- _STATED TASK_
Type out the data exactly as given. Skip any image.

════════════════

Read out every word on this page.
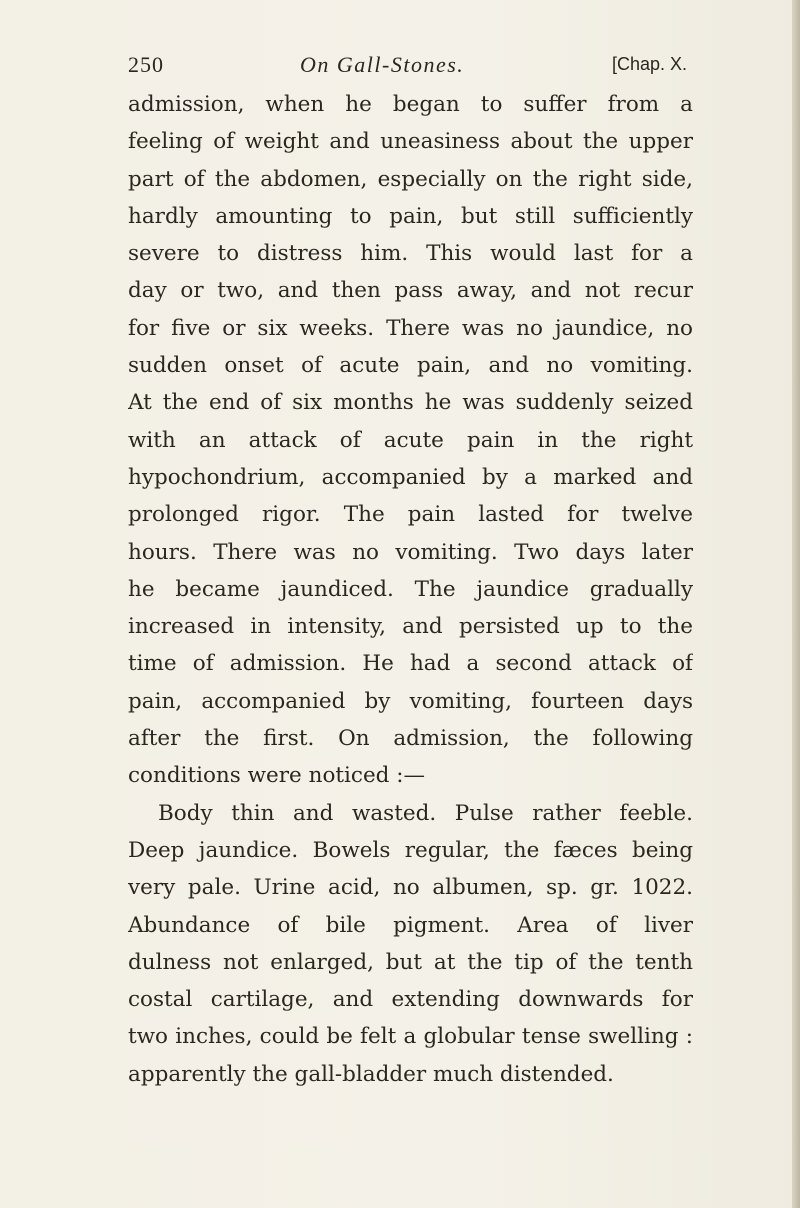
250	On Gall-Stones.	[Chap. X.
admission, when he began to suffer from a
feeling of weight and uneasiness about the upper
part of the abdomen, especially on the right side,
hardly amounting to pain, but still sufficiently
severe to distress him. This would last for a
day or two, and then pass away, and not recur
for five or six weeks. There was no jaundice, no
sudden onset of acute pain, and no vomiting.
At the end of six months he was suddenly seized
with an attack of acute pain in the right
hypochondrium, accompanied by a marked and
prolonged rigor. The pain lasted for twelve
hours. There was no vomiting. Two days later
he became jaundiced. The jaundice gradually
increased in intensity, and persisted up to the
time of admission. He had a second attack of
pain, accompanied by vomiting, fourteen days
after the first. On admission, the following
conditions were noticed :—
Body thin and wasted. Pulse rather feeble.
Deep jaundice. Bowels regular, the fæces being
very pale. Urine acid, no albumen, sp. gr. 1022.
Abundance of bile pigment. Area of liver
dulness not enlarged, but at the tip of the tenth
costal cartilage, and extending downwards for
two inches, could be felt a globular tense swelling :
apparently the gall-bladder much distended.
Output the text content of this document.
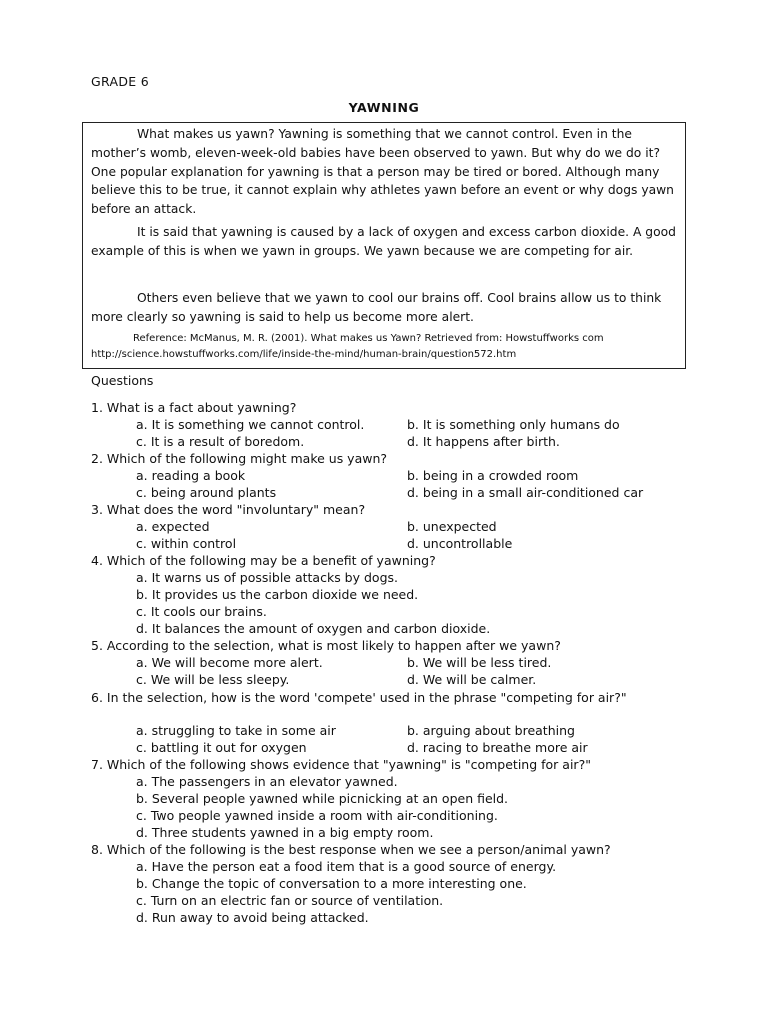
GRADE 6
YAWNING

What makes us yawn? Yawning is something that we cannot control. Even in the mother’s womb, eleven-week-old babies have been observed to yawn. But why do we do it? One popular explanation for yawning is that a person may be tired or bored. Although many believe this to be true, it cannot explain why athletes yawn before an event or why dogs yawn before an attack.

It is said that yawning is caused by a lack of oxygen and excess carbon dioxide. A good example of this is when we yawn in groups. We yawn because we are competing for air.

Others even believe that we yawn to cool our brains off. Cool brains allow us to think more clearly so yawning is said to help us become more alert.

Reference: McManus, M. R. (2001). What makes us Yawn? Retrieved from: Howstuffworks com http://science.howstuffworks.com/life/inside-the-mind/human-brain/question572.htm

Questions
1. What is a fact about yawning?
a. It is something we cannot control.	b. It is something only humans do
c. It is a result of boredom.	d. It happens after birth.
2. Which of the following might make us yawn?
a. reading a book	b. being in a crowded room
c. being around plants	d. being in a small air-conditioned car
3. What does the word "involuntary" mean?
a. expected	b. unexpected
c. within control	d. uncontrollable
4. Which of the following may be a benefit of yawning?
a. It warns us of possible attacks by dogs.
b. It provides us the carbon dioxide we need.
c. It cools our brains.
d. It balances the amount of oxygen and carbon dioxide.
5. According to the selection, what is most likely to happen after we yawn?
a. We will become more alert.	b. We will be less tired.
c. We will be less sleepy.	d. We will be calmer.
6. In the selection, how is the word 'compete' used in the phrase "competing for air?"
a. struggling to take in some air	b. arguing about breathing
c. battling it out for oxygen	d. racing to breathe more air
7. Which of the following shows evidence that "yawning" is "competing for air?"
a. The passengers in an elevator yawned.
b. Several people yawned while picnicking at an open field.
c. Two people yawned inside a room with air-conditioning.
d. Three students yawned in a big empty room.
8. Which of the following is the best response when we see a person/animal yawn?
a. Have the person eat a food item that is a good source of energy.
b. Change the topic of conversation to a more interesting one.
c. Turn on an electric fan or source of ventilation.
d. Run away to avoid being attacked.
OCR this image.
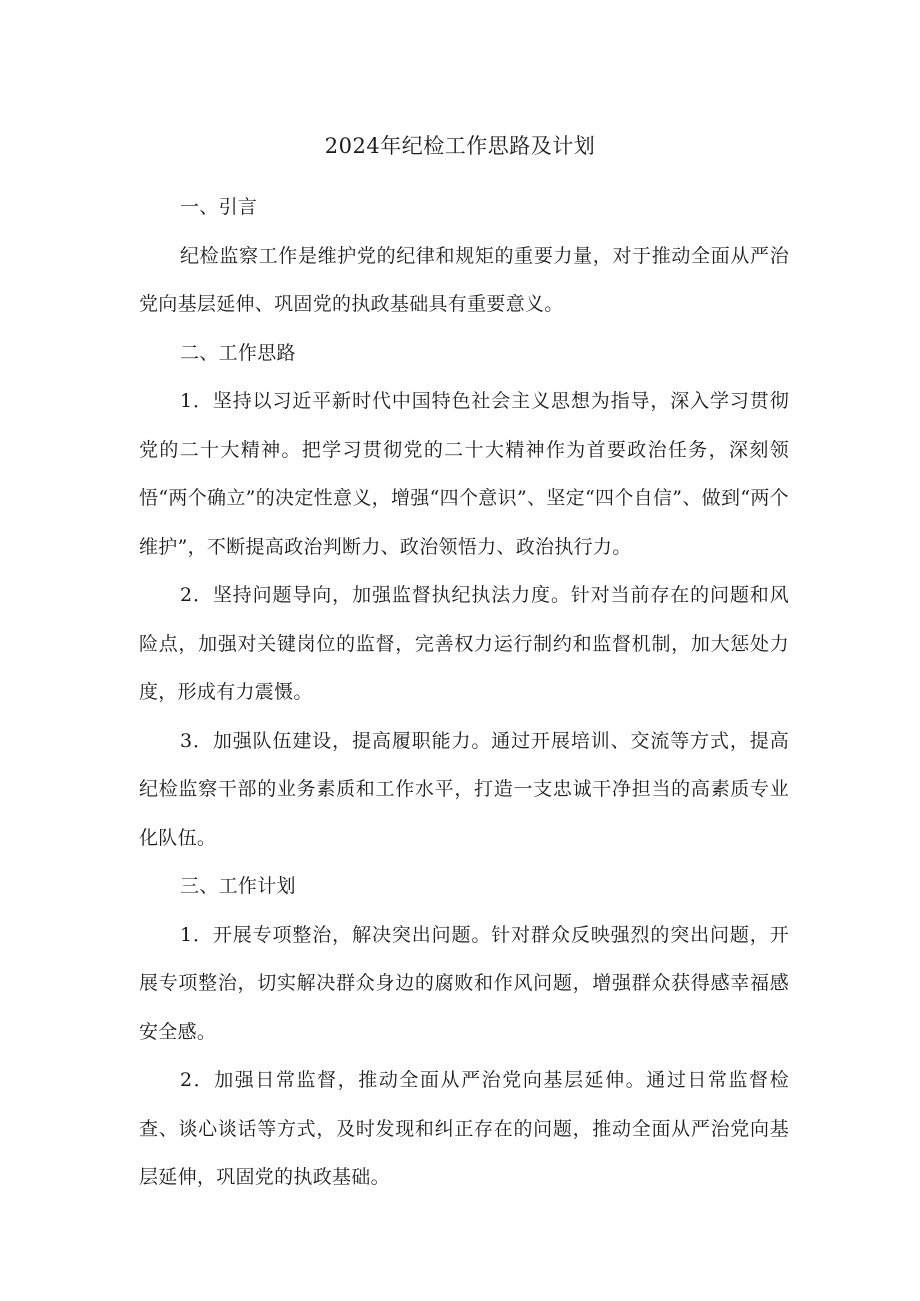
2024年纪检工作思路及计划

一、引言

纪检监察工作是维护党的纪律和规矩的重要力量，对于推动全面从严治党向基层延伸、巩固党的执政基础具有重要意义。

二、工作思路

1．坚持以习近平新时代中国特色社会主义思想为指导，深入学习贯彻党的二十大精神。把学习贯彻党的二十大精神作为首要政治任务，深刻领悟“两个确立”的决定性意义，增强“四个意识”、坚定“四个自信”、做到“两个维护”，不断提高政治判断力、政治领悟力、政治执行力。

2．坚持问题导向，加强监督执纪执法力度。针对当前存在的问题和风险点，加强对关键岗位的监督，完善权力运行制约和监督机制，加大惩处力度，形成有力震慑。

3．加强队伍建设，提高履职能力。通过开展培训、交流等方式，提高纪检监察干部的业务素质和工作水平，打造一支忠诚干净担当的高素质专业化队伍。

三、工作计划

1．开展专项整治，解决突出问题。针对群众反映强烈的突出问题，开展专项整治，切实解决群众身边的腐败和作风问题，增强群众获得感幸福感安全感。

2．加强日常监督，推动全面从严治党向基层延伸。通过日常监督检查、谈心谈话等方式，及时发现和纠正存在的问题，推动全面从严治党向基层延伸，巩固党的执政基础。
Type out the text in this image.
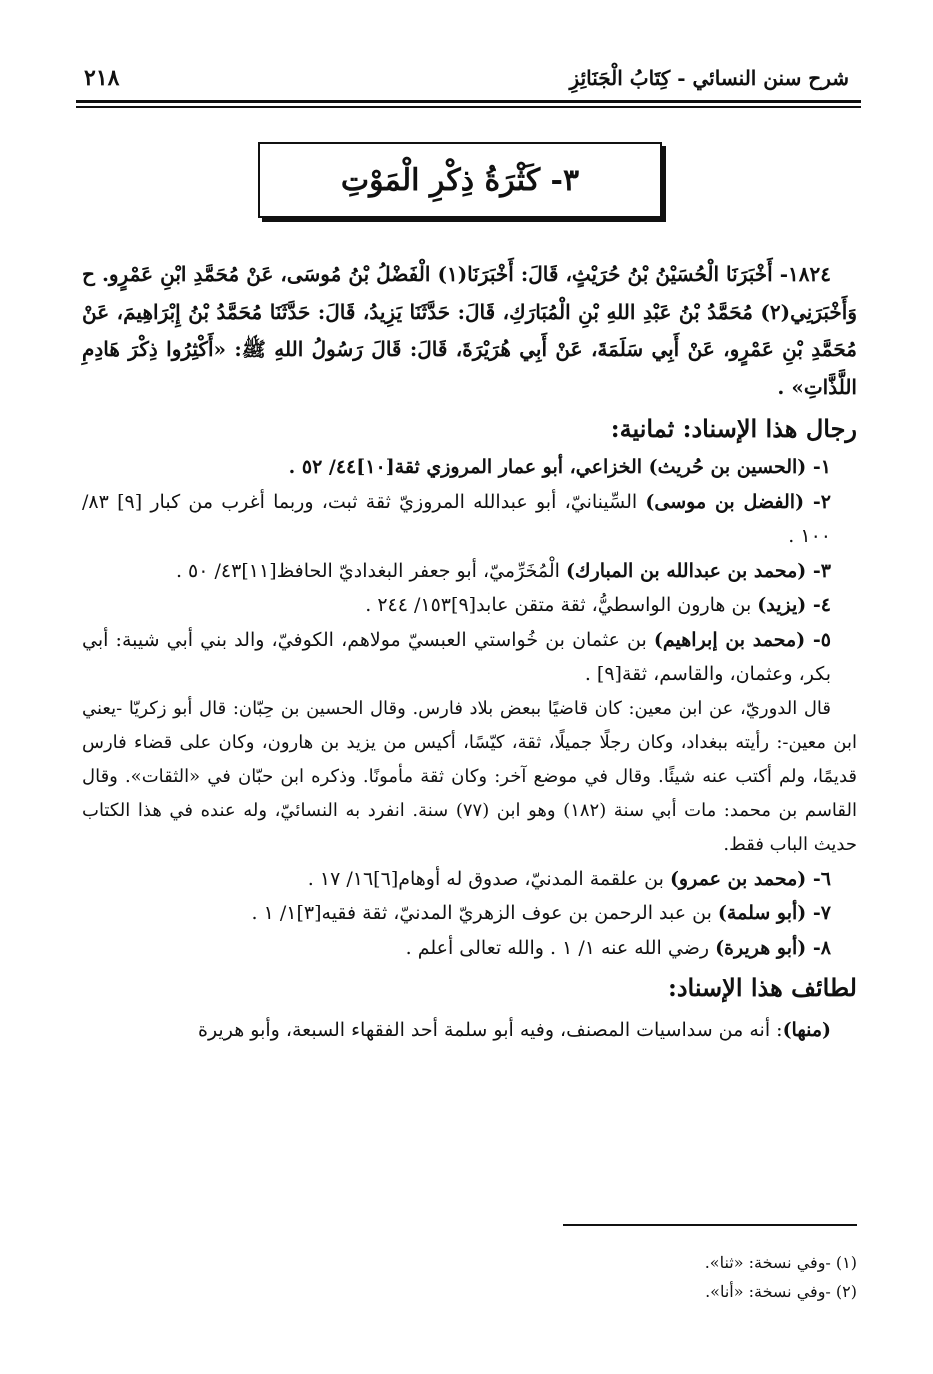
شرح سنن النسائي - كِتَابُ الْجَنَائِزِ
٢١٨
٣- كَثْرَةُ ذِكْرِ الْمَوْتِ

١٨٢٤- أَخْبَرَنَا الْحُسَيْنُ بْنُ حُرَيْثٍ، قَالَ: أَخْبَرَنَا(١) الْفَضْلُ بْنُ مُوسَى، عَنْ مُحَمَّدِ ابْنِ عَمْرٍو. ح وَأَخْبَرَنِي(٢) مُحَمَّدُ بْنُ عَبْدِ اللهِ بْنِ الْمُبَارَكِ، قَالَ: حَدَّثَنَا يَزِيدُ، قَالَ: حَدَّثَنَا مُحَمَّدُ بْنُ إِبْرَاهِيمَ، عَنْ مُحَمَّدِ بْنِ عَمْرٍو، عَنْ أَبِي سَلَمَةَ، عَنْ أَبِي هُرَيْرَةَ، قَالَ: قَالَ رَسُولُ اللهِ ﷺ: «أَكْثِرُوا ذِكْرَ هَادِمِ اللَّذَّاتِ» .

رجال هذا الإسناد: ثمانية:
١- (الحسين بن حُريث) الخزاعي، أبو عمار المروزي ثقة[١٠]٤٤/ ٥٢ .
٢- (الفضل بن موسى) السِّينانيّ، أبو عبدالله المروزيّ ثقة ثبت، وربما أغرب من كبار [٩] ٨٣/ ١٠٠ .
٣- (محمد بن عبدالله بن المبارك) الْمُخَرِّميّ، أبو جعفر البغداديّ الحافظ[١١]٤٣/ ٥٠ .
٤- (يزيد) بن هارون الواسطيُّ، ثقة متقن عابد[٩]١٥٣/ ٢٤٤ .
٥- (محمد بن إبراهيم) بن عثمان بن خُواستي العبسيّ مولاهم، الكوفيّ، والد بني أبي شيبة: أبي بكر، وعثمان، والقاسم، ثقة[٩] .

قال الدوريّ، عن ابن معين: كان قاضيًا ببعض بلاد فارس. وقال الحسين بن حِبّان: قال أبو زكريّا -يعني ابن معين-: رأيته ببغداد، وكان رجلًا جميلًا، ثقة، كيّسًا، أكيس من يزيد بن هارون، وكان على قضاء فارس قديمًا، ولم أكتب عنه شيئًا. وقال في موضع آخر: وكان ثقة مأمونًا. وذكره ابن حبّان في «الثقات». وقال القاسم بن محمد: مات أبي سنة (١٨٢) وهو ابن (٧٧) سنة. انفرد به النسائيّ، وله عنده في هذا الكتاب حديث الباب فقط.

٦- (محمد بن عمرو) بن علقمة المدنيّ، صدوق له أوهام[٦]١٦/ ١٧ .
٧- (أبو سلمة) بن عبد الرحمن بن عوف الزهريّ المدنيّ، ثقة فقيه[٣]١/ ١ .
٨- (أبو هريرة) رضي الله عنه ١/ ١ . والله تعالى أعلم .
لطائف هذا الإسناد:

(منها): أنه من سداسيات المصنف، وفيه أبو سلمة أحد الفقهاء السبعة، وأبو هريرة

(١) -وفي نسخة: «ثنا».

(٢) -وفي نسخة: «أنا».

════════════════

- _EXERCISE SOLUTION_
Read out every word on this page.
250	On Gall-Stones.	[Chap. X.
admission, when he began to suffer from a
feeling of weight and uneasiness about the upper
part of the abdomen, especially on the right side,
hardly amounting to pain, but still sufficiently
severe to distress him. This would last for a
day or two, and then pass away, and not recur
for five or six weeks. There was no jaundice, no
sudden onset of acute pain, and no vomiting.
At the end of six months he was suddenly seized
with an attack of acute pain in the right
hypochondrium, accompanied by a marked and
prolonged rigor. The pain lasted for twelve
hours. There was no vomiting. Two days later
he became jaundiced. The jaundice gradually
increased in intensity, and persisted up to the
time of admission. He had a second attack of
pain, accompanied by vomiting, fourteen days
after the first. On admission, the following
conditions were noticed :—
Body thin and wasted. Pulse rather feeble.
Deep jaundice. Bowels regular, the fæces being
very pale. Urine acid, no albumen, sp. gr. 1022.
Abundance of bile pigment. Area of liver
dulness not enlarged, but at the tip of the tenth
costal cartilage, and extending downwards for
two inches, could be felt a globular tense swelling :
apparently the gall-bladder much distended.
Output the text content of this document.
GRADE 6
YAWNING

What makes us yawn? Yawning is something that we cannot control. Even in the mother’s womb, eleven-week-old babies have been observed to yawn. But why do we do it? One popular explanation for yawning is that a person may be tired or bored. Although many believe this to be true, it cannot explain why athletes yawn before an event or why dogs yawn before an attack.

It is said that yawning is caused by a lack of oxygen and excess carbon dioxide. A good example of this is when we yawn in groups. We yawn because we are competing for air.

Others even believe that we yawn to cool our brains off. Cool brains allow us to think more clearly so yawning is said to help us become more alert.

Reference: McManus, M. R. (2001). What makes us Yawn? Retrieved from: Howstuffworks com http://science.howstuffworks.com/life/inside-the-mind/human-brain/question572.htm

Questions
1. What is a fact about yawning?
a. It is something we cannot control.	b. It is something only humans do
c. It is a result of boredom.	d. It happens after birth.
2. Which of the following might make us yawn?
a. reading a book	b. being in a crowded room
c. being around plants	d. being in a small air-conditioned car
3. What does the word "involuntary" mean?
a. expected	b. unexpected
c. within control	d. uncontrollable
4. Which of the following may be a benefit of yawning?
a. It warns us of possible attacks by dogs.
b. It provides us the carbon dioxide we need.
c. It cools our brains.
d. It balances the amount of oxygen and carbon dioxide.
5. According to the selection, what is most likely to happen after we yawn?
a. We will become more alert.	b. We will be less tired.
c. We will be less sleepy.	d. We will be calmer.
6. In the selection, how is the word 'compete' used in the phrase "competing for air?"
a. struggling to take in some air	b. arguing about breathing
c. battling it out for oxygen	d. racing to breathe more air
7. Which of the following shows evidence that "yawning" is "competing for air?"
a. The passengers in an elevator yawned.
b. Several people yawned while picnicking at an open field.
c. Two people yawned inside a room with air-conditioning.
d. Three students yawned in a big empty room.
8. Which of the following is the best response when we see a person/animal yawn?
a. Have the person eat a food item that is a good source of energy.
b. Change the topic of conversation to a more interesting one.
c. Turn on an electric fan or source of ventilation.
d. Run away to avoid being attacked.
OCR this image.
2024年纪检工作思路及计划

一、引言

纪检监察工作是维护党的纪律和规矩的重要力量，对于推动全面从严治党向基层延伸、巩固党的执政基础具有重要意义。

二、工作思路

1．坚持以习近平新时代中国特色社会主义思想为指导，深入学习贯彻党的二十大精神。把学习贯彻党的二十大精神作为首要政治任务，深刻领悟“两个确立”的决定性意义，增强“四个意识”、坚定“四个自信”、做到“两个维护”，不断提高政治判断力、政治领悟力、政治执行力。

2．坚持问题导向，加强监督执纪执法力度。针对当前存在的问题和风险点，加强对关键岗位的监督，完善权力运行制约和监督机制，加大惩处力度，形成有力震慑。

3．加强队伍建设，提高履职能力。通过开展培训、交流等方式，提高纪检监察干部的业务素质和工作水平，打造一支忠诚干净担当的高素质专业化队伍。

三、工作计划

1．开展专项整治，解决突出问题。针对群众反映强烈的突出问题，开展专项整治，切实解决群众身边的腐败和作风问题，增强群众获得感幸福感安全感。

2．加强日常监督，推动全面从严治党向基层延伸。通过日常监督检查、谈心谈话等方式，及时发现和纠正存在的问题，推动全面从严治党向基层延伸，巩固党的执政基础。
Type out the text in this image.
شرح سنن النسائي - كِتَابُ الْجَنَائِزِ
٢١٨
٣- كَثْرَةُ ذِكْرِ الْمَوْتِ

١٨٢٤- أَخْبَرَنَا الْحُسَيْنُ بْنُ حُرَيْثٍ، قَالَ: أَخْبَرَنَا(١) الْفَضْلُ بْنُ مُوسَى، عَنْ مُحَمَّدِ ابْنِ عَمْرٍو. ح وَأَخْبَرَنِي(٢) مُحَمَّدُ بْنُ عَبْدِ اللهِ بْنِ الْمُبَارَكِ، قَالَ: حَدَّثَنَا يَزِيدُ، قَالَ: حَدَّثَنَا مُحَمَّدُ بْنُ إِبْرَاهِيمَ، عَنْ مُحَمَّدِ بْنِ عَمْرٍو، عَنْ أَبِي سَلَمَةَ، عَنْ أَبِي هُرَيْرَةَ، قَالَ: قَالَ رَسُولُ اللهِ ﷺ: «أَكْثِرُوا ذِكْرَ هَادِمِ اللَّذَّاتِ» .

رجال هذا الإسناد: ثمانية:
١- (الحسين بن حُريث) الخزاعي، أبو عمار المروزي ثقة[١٠]٤٤/ ٥٢ .
٢- (الفضل بن موسى) السِّينانيّ، أبو عبدالله المروزيّ ثقة ثبت، وربما أغرب من كبار [٩] ٨٣/ ١٠٠ .
٣- (محمد بن عبدالله بن المبارك) الْمُخَرِّميّ، أبو جعفر البغداديّ الحافظ[١١]٤٣/ ٥٠ .
٤- (يزيد) بن هارون الواسطيُّ، ثقة متقن عابد[٩]١٥٣/ ٢٤٤ .
٥- (محمد بن إبراهيم) بن عثمان بن خُواستي العبسيّ مولاهم، الكوفيّ، والد بني أبي شيبة: أبي بكر، وعثمان، والقاسم، ثقة[٩] .

قال الدوريّ، عن ابن معين: كان قاضيًا ببعض بلاد فارس. وقال الحسين بن حِبّان: قال أبو زكريّا -يعني ابن معين-: رأيته ببغداد، وكان رجلًا جميلًا، ثقة، كيّسًا، أكيس من يزيد بن هارون، وكان على قضاء فارس قديمًا، ولم أكتب عنه شيئًا. وقال في موضع آخر: وكان ثقة مأمونًا. وذكره ابن حبّان في «الثقات». وقال القاسم بن محمد: مات أبي سنة (١٨٢) وهو ابن (٧٧) سنة. انفرد به النسائيّ، وله عنده في هذا الكتاب حديث الباب فقط.

٦- (محمد بن عمرو) بن علقمة المدنيّ، صدوق له أوهام[٦]١٦/ ١٧ .
٧- (أبو سلمة) بن عبد الرحمن بن عوف الزهريّ المدنيّ، ثقة فقيه[٣]١/ ١ .
٨- (أبو هريرة) رضي الله عنه ١/ ١ . والله تعالى أعلم .
لطائف هذا الإسناد:

(منها): أنه من سداسيات المصنف، وفيه أبو سلمة أحد الفقهاء السبعة، وأبو هريرة

(١) -وفي نسخة: «ثنا».

(٢) -وفي نسخة: «أنا».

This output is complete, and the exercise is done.